### Directions
Give every line again exactly as it appears, please, but not the pictures.

### Record extracts
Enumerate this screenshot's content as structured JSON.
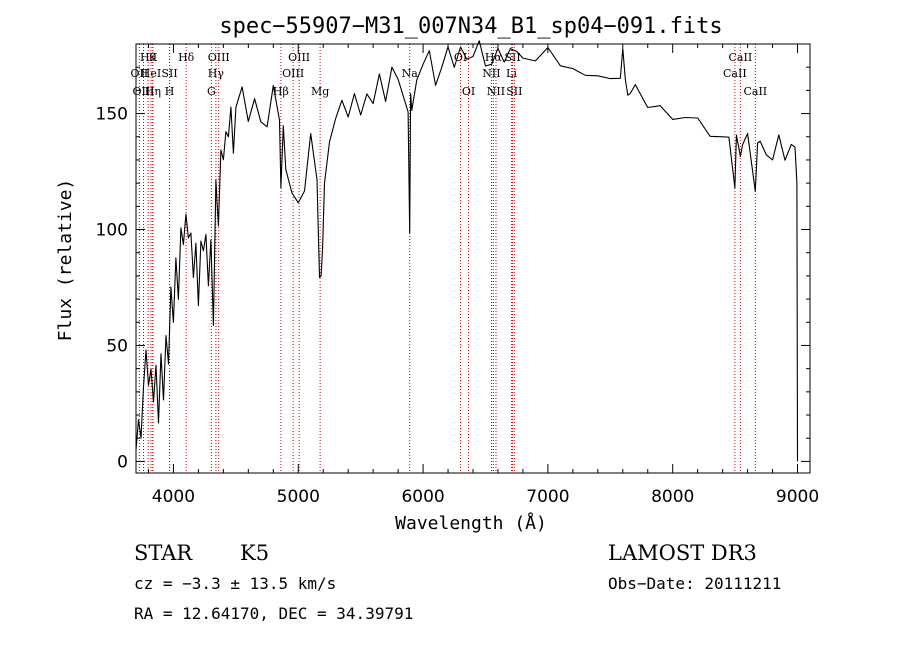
{
  "chart_data": {
    "type": "line",
    "title": "spec−55907−M31_007N34_B1_sp04−091.fits",
    "xlabel": "Wavelength (Å)",
    "ylabel": "Flux (relative)",
    "xlim": [
      3700,
      9100
    ],
    "ylim": [
      -5,
      180
    ],
    "x_ticks": [
      4000,
      5000,
      6000,
      7000,
      8000,
      9000
    ],
    "y_ticks": [
      0,
      50,
      100,
      150
    ],
    "series": [
      {
        "name": "spectrum",
        "color": "#000000",
        "x": [
          3700,
          3720,
          3740,
          3760,
          3780,
          3800,
          3820,
          3840,
          3860,
          3880,
          3900,
          3920,
          3940,
          3960,
          3980,
          4000,
          4020,
          4040,
          4060,
          4080,
          4100,
          4120,
          4140,
          4160,
          4180,
          4200,
          4220,
          4240,
          4260,
          4280,
          4300,
          4320,
          4340,
          4360,
          4380,
          4400,
          4420,
          4440,
          4460,
          4480,
          4500,
          4550,
          4600,
          4650,
          4700,
          4750,
          4800,
          4850,
          4861,
          4880,
          4900,
          4950,
          5000,
          5050,
          5100,
          5150,
          5170,
          5183,
          5195,
          5210,
          5250,
          5300,
          5350,
          5400,
          5450,
          5500,
          5550,
          5600,
          5650,
          5700,
          5750,
          5800,
          5850,
          5880,
          5893,
          5900,
          5910,
          5950,
          6000,
          6050,
          6100,
          6150,
          6200,
          6250,
          6300,
          6350,
          6400,
          6450,
          6500,
          6550,
          6600,
          6650,
          6700,
          6750,
          6800,
          6900,
          7000,
          7100,
          7200,
          7300,
          7400,
          7500,
          7580,
          7600,
          7620,
          7640,
          7660,
          7700,
          7800,
          7900,
          8000,
          8100,
          8200,
          8300,
          8400,
          8450,
          8498,
          8510,
          8542,
          8560,
          8600,
          8662,
          8680,
          8700,
          8750,
          8800,
          8850,
          8900,
          8950,
          8980,
          8995,
          9000
        ],
        "values": [
          5,
          18,
          10,
          35,
          48,
          30,
          42,
          25,
          38,
          18,
          45,
          30,
          55,
          40,
          78,
          60,
          85,
          72,
          100,
          90,
          108,
          95,
          102,
          80,
          92,
          70,
          95,
          88,
          100,
          75,
          92,
          60,
          120,
          105,
          135,
          128,
          145,
          140,
          150,
          135,
          152,
          158,
          148,
          155,
          150,
          145,
          160,
          150,
          118,
          142,
          128,
          115,
          108,
          118,
          140,
          125,
          80,
          78,
          95,
          120,
          135,
          150,
          155,
          145,
          160,
          148,
          162,
          155,
          165,
          158,
          170,
          162,
          158,
          150,
          95,
          160,
          150,
          168,
          172,
          175,
          165,
          170,
          176,
          172,
          178,
          170,
          176,
          180,
          174,
          172,
          176,
          175,
          178,
          174,
          176,
          172,
          175,
          172,
          168,
          170,
          167,
          163,
          168,
          178,
          162,
          160,
          158,
          159,
          154,
          152,
          151,
          149,
          146,
          143,
          140,
          137,
          120,
          140,
          128,
          138,
          140,
          120,
          138,
          136,
          135,
          130,
          138,
          132,
          136,
          132,
          120,
          0
        ]
      }
    ],
    "line_markers": [
      {
        "label": "Hθ",
        "x": 3797,
        "row": 1
      },
      {
        "label": "OII",
        "x": 3727,
        "row": 2
      },
      {
        "label": "OIII",
        "x": 3760,
        "row": 3
      },
      {
        "label": "K",
        "x": 3834,
        "row": 1
      },
      {
        "label": "HeI",
        "x": 3820,
        "row": 2
      },
      {
        "label": "Hη",
        "x": 3835,
        "row": 3
      },
      {
        "label": "Hδ",
        "x": 4102,
        "row": 1
      },
      {
        "label": "SII",
        "x": 3969,
        "row": 2
      },
      {
        "label": "H",
        "x": 3969,
        "row": 3
      },
      {
        "label": "OIII",
        "x": 4363,
        "row": 1
      },
      {
        "label": "Hγ",
        "x": 4340,
        "row": 2
      },
      {
        "label": "G",
        "x": 4304,
        "row": 3
      },
      {
        "label": "Hβ",
        "x": 4861,
        "row": 3
      },
      {
        "label": "OIII",
        "x": 5007,
        "row": 1
      },
      {
        "label": "OIII",
        "x": 4959,
        "row": 2
      },
      {
        "label": "Mg",
        "x": 5175,
        "row": 3
      },
      {
        "label": "Na",
        "x": 5893,
        "row": 2
      },
      {
        "label": "OI",
        "x": 6300,
        "row": 1
      },
      {
        "label": "OI",
        "x": 6364,
        "row": 3
      },
      {
        "label": "Hα",
        "x": 6563,
        "row": 1
      },
      {
        "label": "NII",
        "x": 6548,
        "row": 2
      },
      {
        "label": "NII",
        "x": 6584,
        "row": 3
      },
      {
        "label": "SII",
        "x": 6717,
        "row": 1
      },
      {
        "label": "Li",
        "x": 6708,
        "row": 2
      },
      {
        "label": "SII",
        "x": 6731,
        "row": 3
      },
      {
        "label": "CaII",
        "x": 8542,
        "row": 1
      },
      {
        "label": "CaII",
        "x": 8498,
        "row": 2
      },
      {
        "label": "CaII",
        "x": 8662,
        "row": 3
      }
    ]
  },
  "info": {
    "class_label": "STAR",
    "subclass": "K5",
    "survey": "LAMOST DR3",
    "redshift_text": "cz = −3.3 ± 13.5 km/s",
    "obs_date": "Obs−Date: 20111211",
    "coords_text": "RA =  12.64170, DEC =  34.39791"
  }
}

### The result
Enumerate this screenshot's content as structured JSON.
{
  "chart_data": {
    "type": "line",
    "title": "spec−55907−M31_007N34_B1_sp04−091.fits",
    "xlabel": "Wavelength (Å)",
    "ylabel": "Flux (relative)",
    "xlim": [
      3700,
      9100
    ],
    "ylim": [
      -5,
      180
    ],
    "x_ticks": [
      4000,
      5000,
      6000,
      7000,
      8000,
      9000
    ],
    "y_ticks": [
      0,
      50,
      100,
      150
    ],
    "series": [
      {
        "name": "spectrum",
        "color": "#000000",
        "x": [
          3700,
          3720,
          3740,
          3760,
          3780,
          3800,
          3820,
          3840,
          3860,
          3880,
          3900,
          3920,
          3940,
          3960,
          3980,
          4000,
          4020,
          4040,
          4060,
          4080,
          4100,
          4120,
          4140,
          4160,
          4180,
          4200,
          4220,
          4240,
          4260,
          4280,
          4300,
          4320,
          4340,
          4360,
          4380,
          4400,
          4420,
          4440,
          4460,
          4480,
          4500,
          4550,
          4600,
          4650,
          4700,
          4750,
          4800,
          4850,
          4861,
          4880,
          4900,
          4950,
          5000,
          5050,
          5100,
          5150,
          5170,
          5183,
          5195,
          5210,
          5250,
          5300,
          5350,
          5400,
          5450,
          5500,
          5550,
          5600,
          5650,
          5700,
          5750,
          5800,
          5850,
          5880,
          5893,
          5900,
          5910,
          5950,
          6000,
          6050,
          6100,
          6150,
          6200,
          6250,
          6300,
          6350,
          6400,
          6450,
          6500,
          6550,
          6600,
          6650,
          6700,
          6750,
          6800,
          6900,
          7000,
          7100,
          7200,
          7300,
          7400,
          7500,
          7580,
          7600,
          7620,
          7640,
          7660,
          7700,
          7800,
          7900,
          8000,
          8100,
          8200,
          8300,
          8400,
          8450,
          8498,
          8510,
          8542,
          8560,
          8600,
          8662,
          8680,
          8700,
          8750,
          8800,
          8850,
          8900,
          8950,
          8980,
          8995,
          9000
        ],
        "values": [
          5,
          18,
          10,
          35,
          48,
          30,
          42,
          25,
          38,
          18,
          45,
          30,
          55,
          40,
          78,
          60,
          85,
          72,
          100,
          90,
          108,
          95,
          102,
          80,
          92,
          70,
          95,
          88,
          100,
          75,
          92,
          60,
          120,
          105,
          135,
          128,
          145,
          140,
          150,
          135,
          152,
          158,
          148,
          155,
          150,
          145,
          160,
          150,
          118,
          142,
          128,
          115,
          108,
          118,
          140,
          125,
          80,
          78,
          95,
          120,
          135,
          150,
          155,
          145,
          160,
          148,
          162,
          155,
          165,
          158,
          170,
          162,
          158,
          150,
          95,
          160,
          150,
          168,
          172,
          175,
          165,
          170,
          176,
          172,
          178,
          170,
          176,
          180,
          174,
          172,
          176,
          175,
          178,
          174,
          176,
          172,
          175,
          172,
          168,
          170,
          167,
          163,
          168,
          178,
          162,
          160,
          158,
          159,
          154,
          152,
          151,
          149,
          146,
          143,
          140,
          137,
          120,
          140,
          128,
          138,
          140,
          120,
          138,
          136,
          135,
          130,
          138,
          132,
          136,
          132,
          120,
          0
        ]
      }
    ],
    "line_markers": [
      {
        "label": "Hθ",
        "x": 3797,
        "row": 1
      },
      {
        "label": "OII",
        "x": 3727,
        "row": 2
      },
      {
        "label": "OIII",
        "x": 3760,
        "row": 3
      },
      {
        "label": "K",
        "x": 3834,
        "row": 1
      },
      {
        "label": "HeI",
        "x": 3820,
        "row": 2
      },
      {
        "label": "Hη",
        "x": 3835,
        "row": 3
      },
      {
        "label": "Hδ",
        "x": 4102,
        "row": 1
      },
      {
        "label": "SII",
        "x": 3969,
        "row": 2
      },
      {
        "label": "H",
        "x": 3969,
        "row": 3
      },
      {
        "label": "OIII",
        "x": 4363,
        "row": 1
      },
      {
        "label": "Hγ",
        "x": 4340,
        "row": 2
      },
      {
        "label": "G",
        "x": 4304,
        "row": 3
      },
      {
        "label": "Hβ",
        "x": 4861,
        "row": 3
      },
      {
        "label": "OIII",
        "x": 5007,
        "row": 1
      },
      {
        "label": "OIII",
        "x": 4959,
        "row": 2
      },
      {
        "label": "Mg",
        "x": 5175,
        "row": 3
      },
      {
        "label": "Na",
        "x": 5893,
        "row": 2
      },
      {
        "label": "OI",
        "x": 6300,
        "row": 1
      },
      {
        "label": "OI",
        "x": 6364,
        "row": 3
      },
      {
        "label": "Hα",
        "x": 6563,
        "row": 1
      },
      {
        "label": "NII",
        "x": 6548,
        "row": 2
      },
      {
        "label": "NII",
        "x": 6584,
        "row": 3
      },
      {
        "label": "SII",
        "x": 6717,
        "row": 1
      },
      {
        "label": "Li",
        "x": 6708,
        "row": 2
      },
      {
        "label": "SII",
        "x": 6731,
        "row": 3
      },
      {
        "label": "CaII",
        "x": 8542,
        "row": 1
      },
      {
        "label": "CaII",
        "x": 8498,
        "row": 2
      },
      {
        "label": "CaII",
        "x": 8662,
        "row": 3
      }
    ]
  },
  "info": {
    "class_label": "STAR",
    "subclass": "K5",
    "survey": "LAMOST DR3",
    "redshift_text": "cz = −3.3 ± 13.5 km/s",
    "obs_date": "Obs−Date: 20111211",
    "coords_text": "RA =  12.64170, DEC =  34.39791"
  }
}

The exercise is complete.